— start —
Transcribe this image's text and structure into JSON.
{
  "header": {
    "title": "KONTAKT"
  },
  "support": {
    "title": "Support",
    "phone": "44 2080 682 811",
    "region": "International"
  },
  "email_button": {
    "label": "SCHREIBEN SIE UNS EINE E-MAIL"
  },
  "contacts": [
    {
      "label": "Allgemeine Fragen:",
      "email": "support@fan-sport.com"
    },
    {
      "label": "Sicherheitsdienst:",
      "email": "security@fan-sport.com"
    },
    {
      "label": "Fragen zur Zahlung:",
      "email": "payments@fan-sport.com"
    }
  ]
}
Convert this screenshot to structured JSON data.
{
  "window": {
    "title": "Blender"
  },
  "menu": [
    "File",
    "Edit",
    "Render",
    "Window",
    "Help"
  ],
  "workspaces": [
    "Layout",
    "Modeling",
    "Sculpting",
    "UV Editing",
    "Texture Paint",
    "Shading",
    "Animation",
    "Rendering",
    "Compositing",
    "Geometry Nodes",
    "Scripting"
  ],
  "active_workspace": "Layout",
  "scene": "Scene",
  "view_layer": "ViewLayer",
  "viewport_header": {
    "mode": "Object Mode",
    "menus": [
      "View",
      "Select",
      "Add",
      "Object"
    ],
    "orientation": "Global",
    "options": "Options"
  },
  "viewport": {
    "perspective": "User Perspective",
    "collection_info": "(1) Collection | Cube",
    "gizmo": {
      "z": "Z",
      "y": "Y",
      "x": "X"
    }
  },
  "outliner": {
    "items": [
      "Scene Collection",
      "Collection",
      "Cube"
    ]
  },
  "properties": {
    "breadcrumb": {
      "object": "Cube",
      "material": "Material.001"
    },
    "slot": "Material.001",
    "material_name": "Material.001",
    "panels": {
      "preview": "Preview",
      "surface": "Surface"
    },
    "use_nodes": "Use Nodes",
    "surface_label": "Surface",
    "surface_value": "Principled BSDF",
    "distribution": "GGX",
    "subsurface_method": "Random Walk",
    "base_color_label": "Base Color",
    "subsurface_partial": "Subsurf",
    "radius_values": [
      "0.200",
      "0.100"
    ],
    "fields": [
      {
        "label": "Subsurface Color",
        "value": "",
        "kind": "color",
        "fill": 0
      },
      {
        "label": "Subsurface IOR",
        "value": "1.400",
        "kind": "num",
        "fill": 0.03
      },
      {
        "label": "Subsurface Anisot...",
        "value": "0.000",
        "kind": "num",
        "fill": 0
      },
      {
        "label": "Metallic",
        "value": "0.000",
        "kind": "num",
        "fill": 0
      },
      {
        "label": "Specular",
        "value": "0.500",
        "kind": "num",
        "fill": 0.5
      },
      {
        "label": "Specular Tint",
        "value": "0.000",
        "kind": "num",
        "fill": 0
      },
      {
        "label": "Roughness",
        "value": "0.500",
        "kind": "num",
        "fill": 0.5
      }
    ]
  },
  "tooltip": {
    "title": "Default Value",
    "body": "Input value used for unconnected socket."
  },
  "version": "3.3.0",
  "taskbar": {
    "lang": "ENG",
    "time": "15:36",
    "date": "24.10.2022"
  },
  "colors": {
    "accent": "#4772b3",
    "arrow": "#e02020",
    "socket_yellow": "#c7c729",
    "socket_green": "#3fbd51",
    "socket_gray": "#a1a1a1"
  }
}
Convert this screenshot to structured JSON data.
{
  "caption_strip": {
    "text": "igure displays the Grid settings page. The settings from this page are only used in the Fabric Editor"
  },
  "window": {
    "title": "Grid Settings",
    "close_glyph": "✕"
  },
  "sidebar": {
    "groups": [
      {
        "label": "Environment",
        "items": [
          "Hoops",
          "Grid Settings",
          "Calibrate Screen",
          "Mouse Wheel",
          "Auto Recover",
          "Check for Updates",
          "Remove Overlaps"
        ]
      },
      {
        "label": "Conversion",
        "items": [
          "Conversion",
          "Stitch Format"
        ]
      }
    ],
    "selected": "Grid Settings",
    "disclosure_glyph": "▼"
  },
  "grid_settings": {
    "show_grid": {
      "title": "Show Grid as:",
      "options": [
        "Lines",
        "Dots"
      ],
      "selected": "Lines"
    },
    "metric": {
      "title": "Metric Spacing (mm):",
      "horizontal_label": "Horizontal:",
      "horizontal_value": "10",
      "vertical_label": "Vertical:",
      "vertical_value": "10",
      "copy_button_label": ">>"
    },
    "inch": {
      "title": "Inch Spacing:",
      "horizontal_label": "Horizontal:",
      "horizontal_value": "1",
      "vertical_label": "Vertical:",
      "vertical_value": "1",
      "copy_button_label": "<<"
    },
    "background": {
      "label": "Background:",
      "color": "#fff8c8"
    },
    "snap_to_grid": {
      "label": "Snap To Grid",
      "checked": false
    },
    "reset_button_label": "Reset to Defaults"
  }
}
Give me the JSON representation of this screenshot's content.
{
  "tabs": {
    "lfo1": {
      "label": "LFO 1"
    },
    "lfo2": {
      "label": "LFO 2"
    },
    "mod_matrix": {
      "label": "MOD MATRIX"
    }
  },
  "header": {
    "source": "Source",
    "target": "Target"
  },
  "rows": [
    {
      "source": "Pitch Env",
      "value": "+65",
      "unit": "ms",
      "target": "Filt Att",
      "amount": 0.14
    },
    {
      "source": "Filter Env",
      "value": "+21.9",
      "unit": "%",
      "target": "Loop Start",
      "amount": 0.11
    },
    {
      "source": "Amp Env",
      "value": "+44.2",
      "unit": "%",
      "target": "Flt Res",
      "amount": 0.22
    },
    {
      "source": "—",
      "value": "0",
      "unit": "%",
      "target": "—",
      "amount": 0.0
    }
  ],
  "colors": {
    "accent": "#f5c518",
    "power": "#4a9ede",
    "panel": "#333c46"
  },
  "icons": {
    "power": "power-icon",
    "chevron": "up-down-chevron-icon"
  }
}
— end —
DIRECTIONS FOR THIS TASK: Copy out the full listing exactly.

RESULT OF THE EXERCISE:
Transcribe this image's text and structure into JSON.
{
  "header": {
    "title": "KONTAKT"
  },
  "support": {
    "title": "Support",
    "phone": "44 2080 682 811",
    "region": "International"
  },
  "email_button": {
    "label": "SCHREIBEN SIE UNS EINE E-MAIL"
  },
  "contacts": [
    {
      "label": "Allgemeine Fragen:",
      "email": "support@fan-sport.com"
    },
    {
      "label": "Sicherheitsdienst:",
      "email": "security@fan-sport.com"
    },
    {
      "label": "Fragen zur Zahlung:",
      "email": "payments@fan-sport.com"
    }
  ]
}
Convert this screenshot to structured JSON data.
{
  "window": {
    "title": "Blender"
  },
  "menu": [
    "File",
    "Edit",
    "Render",
    "Window",
    "Help"
  ],
  "workspaces": [
    "Layout",
    "Modeling",
    "Sculpting",
    "UV Editing",
    "Texture Paint",
    "Shading",
    "Animation",
    "Rendering",
    "Compositing",
    "Geometry Nodes",
    "Scripting"
  ],
  "active_workspace": "Layout",
  "scene": "Scene",
  "view_layer": "ViewLayer",
  "viewport_header": {
    "mode": "Object Mode",
    "menus": [
      "View",
      "Select",
      "Add",
      "Object"
    ],
    "orientation": "Global",
    "options": "Options"
  },
  "viewport": {
    "perspective": "User Perspective",
    "collection_info": "(1) Collection | Cube",
    "gizmo": {
      "z": "Z",
      "y": "Y",
      "x": "X"
    }
  },
  "outliner": {
    "items": [
      "Scene Collection",
      "Collection",
      "Cube"
    ]
  },
  "properties": {
    "breadcrumb": {
      "object": "Cube",
      "material": "Material.001"
    },
    "slot": "Material.001",
    "material_name": "Material.001",
    "panels": {
      "preview": "Preview",
      "surface": "Surface"
    },
    "use_nodes": "Use Nodes",
    "surface_label": "Surface",
    "surface_value": "Principled BSDF",
    "distribution": "GGX",
    "subsurface_method": "Random Walk",
    "base_color_label": "Base Color",
    "subsurface_partial": "Subsurf",
    "radius_values": [
      "0.200",
      "0.100"
    ],
    "fields": [
      {
        "label": "Subsurface Color",
        "value": "",
        "kind": "color",
        "fill": 0
      },
      {
        "label": "Subsurface IOR",
        "value": "1.400",
        "kind": "num",
        "fill": 0.03
      },
      {
        "label": "Subsurface Anisot...",
        "value": "0.000",
        "kind": "num",
        "fill": 0
      },
      {
        "label": "Metallic",
        "value": "0.000",
        "kind": "num",
        "fill": 0
      },
      {
        "label": "Specular",
        "value": "0.500",
        "kind": "num",
        "fill": 0.5
      },
      {
        "label": "Specular Tint",
        "value": "0.000",
        "kind": "num",
        "fill": 0
      },
      {
        "label": "Roughness",
        "value": "0.500",
        "kind": "num",
        "fill": 0.5
      }
    ]
  },
  "tooltip": {
    "title": "Default Value",
    "body": "Input value used for unconnected socket."
  },
  "version": "3.3.0",
  "taskbar": {
    "lang": "ENG",
    "time": "15:36",
    "date": "24.10.2022"
  },
  "colors": {
    "accent": "#4772b3",
    "arrow": "#e02020",
    "socket_yellow": "#c7c729",
    "socket_green": "#3fbd51",
    "socket_gray": "#a1a1a1"
  }
}
Convert this screenshot to structured JSON data.
{
  "caption_strip": {
    "text": "igure displays the Grid settings page. The settings from this page are only used in the Fabric Editor"
  },
  "window": {
    "title": "Grid Settings",
    "close_glyph": "✕"
  },
  "sidebar": {
    "groups": [
      {
        "label": "Environment",
        "items": [
          "Hoops",
          "Grid Settings",
          "Calibrate Screen",
          "Mouse Wheel",
          "Auto Recover",
          "Check for Updates",
          "Remove Overlaps"
        ]
      },
      {
        "label": "Conversion",
        "items": [
          "Conversion",
          "Stitch Format"
        ]
      }
    ],
    "selected": "Grid Settings",
    "disclosure_glyph": "▼"
  },
  "grid_settings": {
    "show_grid": {
      "title": "Show Grid as:",
      "options": [
        "Lines",
        "Dots"
      ],
      "selected": "Lines"
    },
    "metric": {
      "title": "Metric Spacing (mm):",
      "horizontal_label": "Horizontal:",
      "horizontal_value": "10",
      "vertical_label": "Vertical:",
      "vertical_value": "10",
      "copy_button_label": ">>"
    },
    "inch": {
      "title": "Inch Spacing:",
      "horizontal_label": "Horizontal:",
      "horizontal_value": "1",
      "vertical_label": "Vertical:",
      "vertical_value": "1",
      "copy_button_label": "<<"
    },
    "background": {
      "label": "Background:",
      "color": "#fff8c8"
    },
    "snap_to_grid": {
      "label": "Snap To Grid",
      "checked": false
    },
    "reset_button_label": "Reset to Defaults"
  }
}
Give me the JSON representation of this screenshot's content.
{
  "tabs": {
    "lfo1": {
      "label": "LFO 1"
    },
    "lfo2": {
      "label": "LFO 2"
    },
    "mod_matrix": {
      "label": "MOD MATRIX"
    }
  },
  "header": {
    "source": "Source",
    "target": "Target"
  },
  "rows": [
    {
      "source": "Pitch Env",
      "value": "+65",
      "unit": "ms",
      "target": "Filt Att",
      "amount": 0.14
    },
    {
      "source": "Filter Env",
      "value": "+21.9",
      "unit": "%",
      "target": "Loop Start",
      "amount": 0.11
    },
    {
      "source": "Amp Env",
      "value": "+44.2",
      "unit": "%",
      "target": "Flt Res",
      "amount": 0.22
    },
    {
      "source": "—",
      "value": "0",
      "unit": "%",
      "target": "—",
      "amount": 0.0
    }
  ],
  "colors": {
    "accent": "#f5c518",
    "power": "#4a9ede",
    "panel": "#333c46"
  },
  "icons": {
    "power": "power-icon",
    "chevron": "up-down-chevron-icon"
  }
}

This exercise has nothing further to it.